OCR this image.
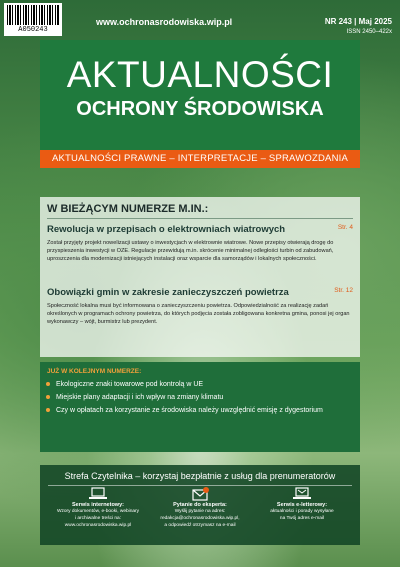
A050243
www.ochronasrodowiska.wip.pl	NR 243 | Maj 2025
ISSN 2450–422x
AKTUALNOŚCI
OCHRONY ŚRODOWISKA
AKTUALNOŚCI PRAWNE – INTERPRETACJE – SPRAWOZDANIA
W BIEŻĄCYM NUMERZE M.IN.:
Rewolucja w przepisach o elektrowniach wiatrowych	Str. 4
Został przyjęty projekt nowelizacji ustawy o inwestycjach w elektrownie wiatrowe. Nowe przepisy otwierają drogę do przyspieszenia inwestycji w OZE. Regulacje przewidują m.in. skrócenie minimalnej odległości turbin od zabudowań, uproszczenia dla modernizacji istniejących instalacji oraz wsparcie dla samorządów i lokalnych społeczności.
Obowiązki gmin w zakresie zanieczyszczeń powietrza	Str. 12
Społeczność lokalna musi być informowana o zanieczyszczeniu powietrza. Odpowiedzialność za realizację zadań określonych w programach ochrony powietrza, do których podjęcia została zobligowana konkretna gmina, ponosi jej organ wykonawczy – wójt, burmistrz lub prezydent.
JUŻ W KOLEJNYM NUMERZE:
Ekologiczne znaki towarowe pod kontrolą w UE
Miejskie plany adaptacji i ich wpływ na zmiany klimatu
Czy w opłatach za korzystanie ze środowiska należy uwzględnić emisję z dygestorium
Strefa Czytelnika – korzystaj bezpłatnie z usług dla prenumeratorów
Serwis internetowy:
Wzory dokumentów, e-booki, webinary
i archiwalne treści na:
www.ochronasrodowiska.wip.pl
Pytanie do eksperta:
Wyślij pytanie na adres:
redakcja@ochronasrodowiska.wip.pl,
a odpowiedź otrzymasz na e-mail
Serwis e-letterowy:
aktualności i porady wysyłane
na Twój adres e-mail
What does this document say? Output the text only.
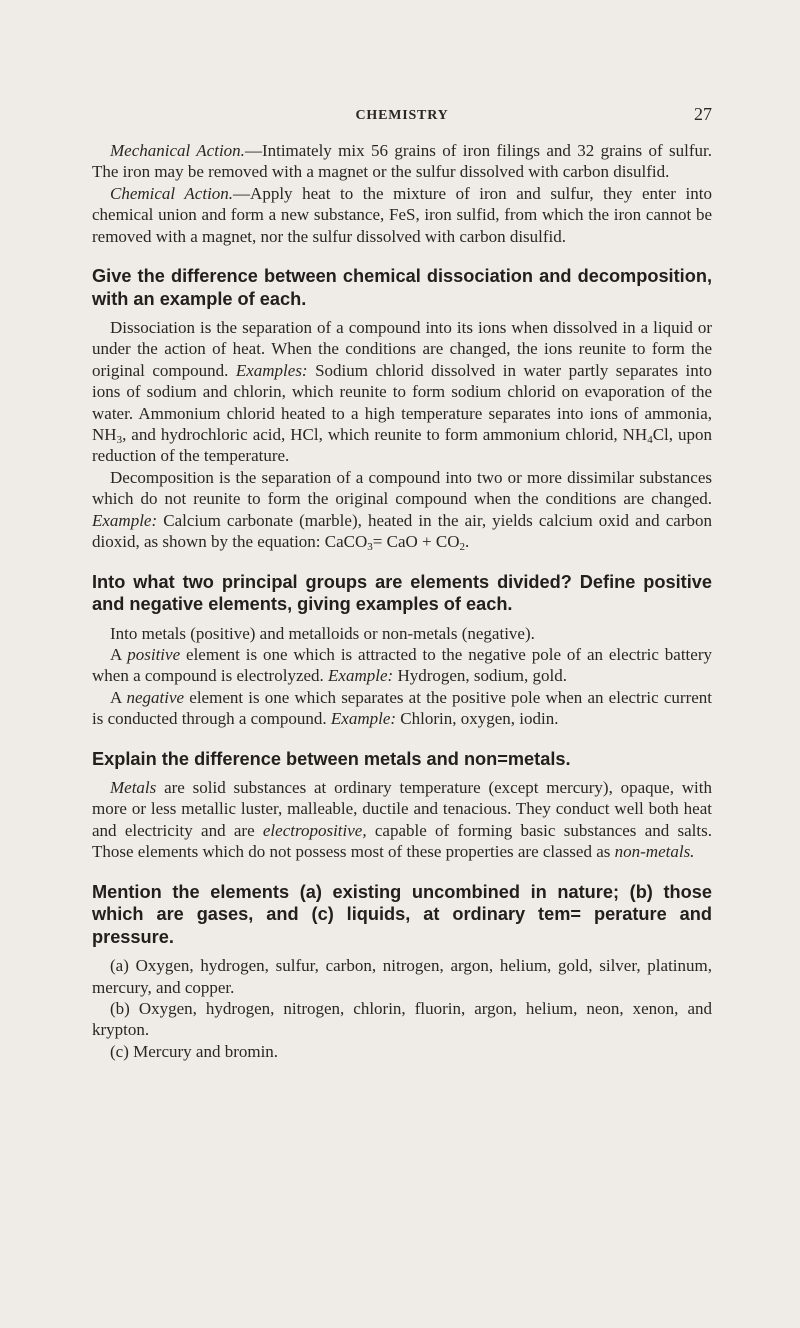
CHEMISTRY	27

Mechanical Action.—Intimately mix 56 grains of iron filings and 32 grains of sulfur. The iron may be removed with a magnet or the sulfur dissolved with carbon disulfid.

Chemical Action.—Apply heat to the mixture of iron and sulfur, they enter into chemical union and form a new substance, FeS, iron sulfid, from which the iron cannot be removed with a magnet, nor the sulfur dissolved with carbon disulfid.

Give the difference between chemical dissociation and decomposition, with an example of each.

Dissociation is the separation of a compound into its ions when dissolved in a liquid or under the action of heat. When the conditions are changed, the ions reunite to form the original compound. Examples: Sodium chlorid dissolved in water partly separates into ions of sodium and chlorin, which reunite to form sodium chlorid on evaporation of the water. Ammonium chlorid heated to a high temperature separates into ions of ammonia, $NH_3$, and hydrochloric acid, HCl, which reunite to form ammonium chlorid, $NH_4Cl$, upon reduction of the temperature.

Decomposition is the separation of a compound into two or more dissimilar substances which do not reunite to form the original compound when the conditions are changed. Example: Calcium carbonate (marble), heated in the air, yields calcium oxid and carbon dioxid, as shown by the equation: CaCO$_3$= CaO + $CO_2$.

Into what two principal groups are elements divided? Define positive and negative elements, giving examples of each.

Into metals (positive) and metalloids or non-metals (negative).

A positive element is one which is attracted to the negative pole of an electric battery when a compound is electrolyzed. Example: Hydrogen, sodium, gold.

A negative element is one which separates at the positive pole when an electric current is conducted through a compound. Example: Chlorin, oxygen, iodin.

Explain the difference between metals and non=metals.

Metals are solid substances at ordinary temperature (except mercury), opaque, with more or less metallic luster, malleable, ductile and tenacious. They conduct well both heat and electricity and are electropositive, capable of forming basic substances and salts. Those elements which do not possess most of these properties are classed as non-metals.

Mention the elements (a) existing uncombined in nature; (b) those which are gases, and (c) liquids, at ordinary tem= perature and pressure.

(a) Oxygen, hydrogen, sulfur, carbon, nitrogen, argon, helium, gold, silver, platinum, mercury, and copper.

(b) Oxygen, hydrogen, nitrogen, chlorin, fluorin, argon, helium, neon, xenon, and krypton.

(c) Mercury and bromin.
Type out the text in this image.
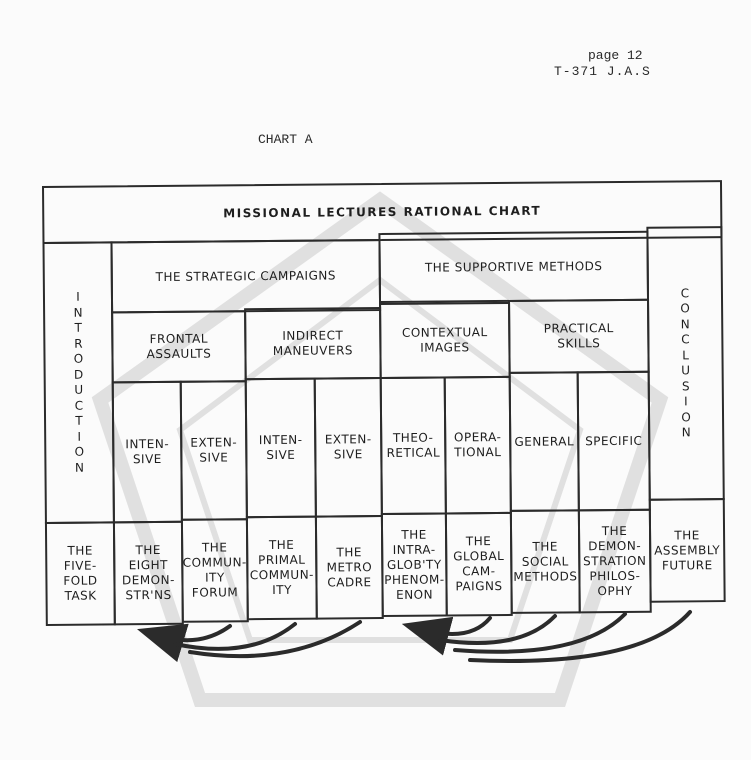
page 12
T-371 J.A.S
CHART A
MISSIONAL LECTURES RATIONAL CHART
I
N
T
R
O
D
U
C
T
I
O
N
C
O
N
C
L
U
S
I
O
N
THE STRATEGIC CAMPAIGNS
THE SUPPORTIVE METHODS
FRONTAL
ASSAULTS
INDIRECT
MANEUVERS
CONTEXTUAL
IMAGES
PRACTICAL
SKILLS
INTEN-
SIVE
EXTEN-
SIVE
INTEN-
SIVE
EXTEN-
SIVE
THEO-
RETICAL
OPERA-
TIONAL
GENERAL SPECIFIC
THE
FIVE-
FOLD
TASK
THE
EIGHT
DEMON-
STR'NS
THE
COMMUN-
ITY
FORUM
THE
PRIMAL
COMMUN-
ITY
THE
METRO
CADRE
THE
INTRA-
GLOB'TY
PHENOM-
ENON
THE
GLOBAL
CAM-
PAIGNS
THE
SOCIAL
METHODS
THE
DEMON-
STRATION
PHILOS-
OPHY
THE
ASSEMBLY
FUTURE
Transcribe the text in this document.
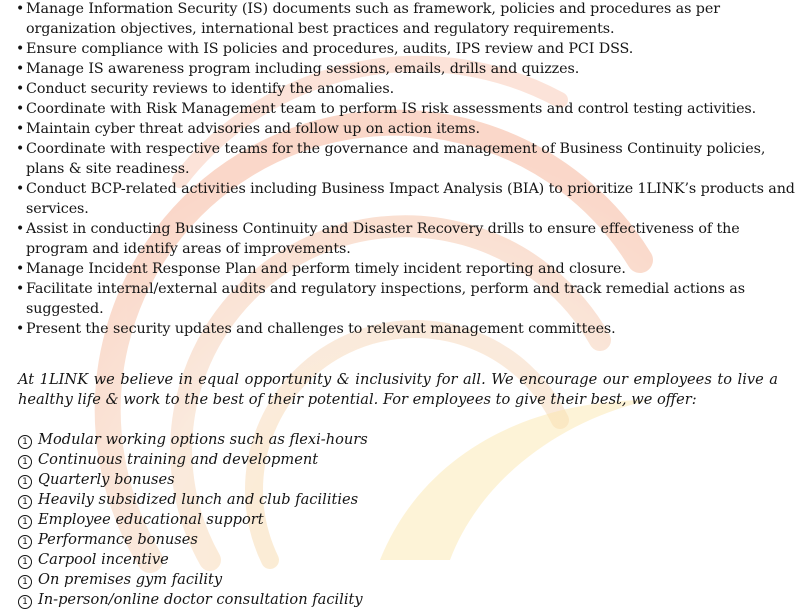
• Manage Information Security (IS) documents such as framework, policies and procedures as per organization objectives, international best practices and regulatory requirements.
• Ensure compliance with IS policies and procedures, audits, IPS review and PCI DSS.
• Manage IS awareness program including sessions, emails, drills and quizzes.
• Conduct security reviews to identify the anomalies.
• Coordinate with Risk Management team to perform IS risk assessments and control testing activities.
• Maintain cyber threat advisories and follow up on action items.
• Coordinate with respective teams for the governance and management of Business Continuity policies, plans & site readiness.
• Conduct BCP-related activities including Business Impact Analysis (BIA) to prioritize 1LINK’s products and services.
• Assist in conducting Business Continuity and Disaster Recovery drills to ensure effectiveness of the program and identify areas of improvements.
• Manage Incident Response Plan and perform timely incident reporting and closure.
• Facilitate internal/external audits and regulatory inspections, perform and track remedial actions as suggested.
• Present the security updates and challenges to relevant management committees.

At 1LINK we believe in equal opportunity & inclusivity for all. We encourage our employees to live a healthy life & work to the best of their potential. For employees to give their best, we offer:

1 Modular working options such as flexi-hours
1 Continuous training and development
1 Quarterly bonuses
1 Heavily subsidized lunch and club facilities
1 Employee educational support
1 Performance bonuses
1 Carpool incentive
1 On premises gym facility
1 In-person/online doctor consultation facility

────────────────────────────────────────

§ WHAT YOU NEED TO DO:
Above are entries; state the number of lines among them that contain "facility", and nothing else.

§ FULL SOLUTION:
2